Every line of the records below should be restated exactly.

--- START OF Dataset extract ---

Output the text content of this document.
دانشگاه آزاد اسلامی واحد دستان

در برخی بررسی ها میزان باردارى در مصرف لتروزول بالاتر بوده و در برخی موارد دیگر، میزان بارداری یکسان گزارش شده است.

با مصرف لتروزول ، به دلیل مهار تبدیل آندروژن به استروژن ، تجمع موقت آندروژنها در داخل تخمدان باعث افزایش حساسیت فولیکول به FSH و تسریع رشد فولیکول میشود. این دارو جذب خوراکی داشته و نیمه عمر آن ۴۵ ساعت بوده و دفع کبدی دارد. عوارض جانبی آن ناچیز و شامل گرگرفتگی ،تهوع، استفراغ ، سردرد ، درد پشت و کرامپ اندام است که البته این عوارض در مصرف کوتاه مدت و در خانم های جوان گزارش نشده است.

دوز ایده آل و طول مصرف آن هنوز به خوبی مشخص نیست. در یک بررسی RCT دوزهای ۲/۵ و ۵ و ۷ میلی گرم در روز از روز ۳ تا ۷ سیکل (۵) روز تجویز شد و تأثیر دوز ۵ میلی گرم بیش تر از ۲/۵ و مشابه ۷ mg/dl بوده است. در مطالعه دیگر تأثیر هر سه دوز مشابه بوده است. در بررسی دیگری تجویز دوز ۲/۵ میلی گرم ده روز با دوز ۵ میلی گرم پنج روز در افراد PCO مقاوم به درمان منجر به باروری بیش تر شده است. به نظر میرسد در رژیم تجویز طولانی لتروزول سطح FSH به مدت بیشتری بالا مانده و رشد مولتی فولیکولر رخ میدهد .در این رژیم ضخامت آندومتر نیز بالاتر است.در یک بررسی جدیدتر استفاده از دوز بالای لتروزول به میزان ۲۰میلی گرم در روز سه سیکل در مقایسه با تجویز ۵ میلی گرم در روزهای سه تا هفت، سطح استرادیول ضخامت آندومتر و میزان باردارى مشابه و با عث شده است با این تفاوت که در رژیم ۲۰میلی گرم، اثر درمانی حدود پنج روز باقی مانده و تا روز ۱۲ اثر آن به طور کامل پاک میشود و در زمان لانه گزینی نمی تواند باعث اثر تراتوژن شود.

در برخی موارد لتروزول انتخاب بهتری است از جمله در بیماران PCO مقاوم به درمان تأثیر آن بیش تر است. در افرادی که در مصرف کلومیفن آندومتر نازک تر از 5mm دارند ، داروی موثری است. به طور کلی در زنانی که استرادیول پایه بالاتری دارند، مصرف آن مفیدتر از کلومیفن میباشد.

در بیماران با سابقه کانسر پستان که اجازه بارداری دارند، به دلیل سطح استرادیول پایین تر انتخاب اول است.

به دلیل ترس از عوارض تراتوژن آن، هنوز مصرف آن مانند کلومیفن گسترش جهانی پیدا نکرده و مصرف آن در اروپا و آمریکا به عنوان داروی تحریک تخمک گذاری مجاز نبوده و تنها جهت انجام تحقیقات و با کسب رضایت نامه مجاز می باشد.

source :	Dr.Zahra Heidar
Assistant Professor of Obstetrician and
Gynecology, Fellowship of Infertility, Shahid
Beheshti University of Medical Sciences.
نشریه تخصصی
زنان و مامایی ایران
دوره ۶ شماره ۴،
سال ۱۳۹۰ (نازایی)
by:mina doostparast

--- END OF Dataset extract ---

In response:
Output the text content of this document.
دانشگاه آزاد اسلامی واحد دستان

در برخی بررسی ها میزان باردارى در مصرف لتروزول بالاتر بوده و در برخی موارد دیگر، میزان بارداری یکسان گزارش شده است.

با مصرف لتروزول ، به دلیل مهار تبدیل آندروژن به استروژن ، تجمع موقت آندروژنها در داخل تخمدان باعث افزایش حساسیت فولیکول به FSH و تسریع رشد فولیکول میشود. این دارو جذب خوراکی داشته و نیمه عمر آن ۴۵ ساعت بوده و دفع کبدی دارد. عوارض جانبی آن ناچیز و شامل گرگرفتگی ،تهوع، استفراغ ، سردرد ، درد پشت و کرامپ اندام است که البته این عوارض در مصرف کوتاه مدت و در خانم های جوان گزارش نشده است.

دوز ایده آل و طول مصرف آن هنوز به خوبی مشخص نیست. در یک بررسی RCT دوزهای ۲/۵ و ۵ و ۷ میلی گرم در روز از روز ۳ تا ۷ سیکل (۵) روز تجویز شد و تأثیر دوز ۵ میلی گرم بیش تر از ۲/۵ و مشابه ۷ mg/dl بوده است. در مطالعه دیگر تأثیر هر سه دوز مشابه بوده است. در بررسی دیگری تجویز دوز ۲/۵ میلی گرم ده روز با دوز ۵ میلی گرم پنج روز در افراد PCO مقاوم به درمان منجر به باروری بیش تر شده است. به نظر میرسد در رژیم تجویز طولانی لتروزول سطح FSH به مدت بیشتری بالا مانده و رشد مولتی فولیکولر رخ میدهد .در این رژیم ضخامت آندومتر نیز بالاتر است.در یک بررسی جدیدتر استفاده از دوز بالای لتروزول به میزان ۲۰میلی گرم در روز سه سیکل در مقایسه با تجویز ۵ میلی گرم در روزهای سه تا هفت، سطح استرادیول ضخامت آندومتر و میزان باردارى مشابه و با عث شده است با این تفاوت که در رژیم ۲۰میلی گرم، اثر درمانی حدود پنج روز باقی مانده و تا روز ۱۲ اثر آن به طور کامل پاک میشود و در زمان لانه گزینی نمی تواند باعث اثر تراتوژن شود.

در برخی موارد لتروزول انتخاب بهتری است از جمله در بیماران PCO مقاوم به درمان تأثیر آن بیش تر است. در افرادی که در مصرف کلومیفن آندومتر نازک تر از 5mm دارند ، داروی موثری است. به طور کلی در زنانی که استرادیول پایه بالاتری دارند، مصرف آن مفیدتر از کلومیفن میباشد.

در بیماران با سابقه کانسر پستان که اجازه بارداری دارند، به دلیل سطح استرادیول پایین تر انتخاب اول است.

به دلیل ترس از عوارض تراتوژن آن، هنوز مصرف آن مانند کلومیفن گسترش جهانی پیدا نکرده و مصرف آن در اروپا و آمریکا به عنوان داروی تحریک تخمک گذاری مجاز نبوده و تنها جهت انجام تحقیقات و با کسب رضایت نامه مجاز می باشد.

source :	Dr.Zahra Heidar
Assistant Professor of Obstetrician and
Gynecology, Fellowship of Infertility, Shahid
Beheshti University of Medical Sciences.
نشریه تخصصی
زنان و مامایی ایران
دوره ۶ شماره ۴،
سال ۱۳۹۰ (نازایی)
by:mina doostparast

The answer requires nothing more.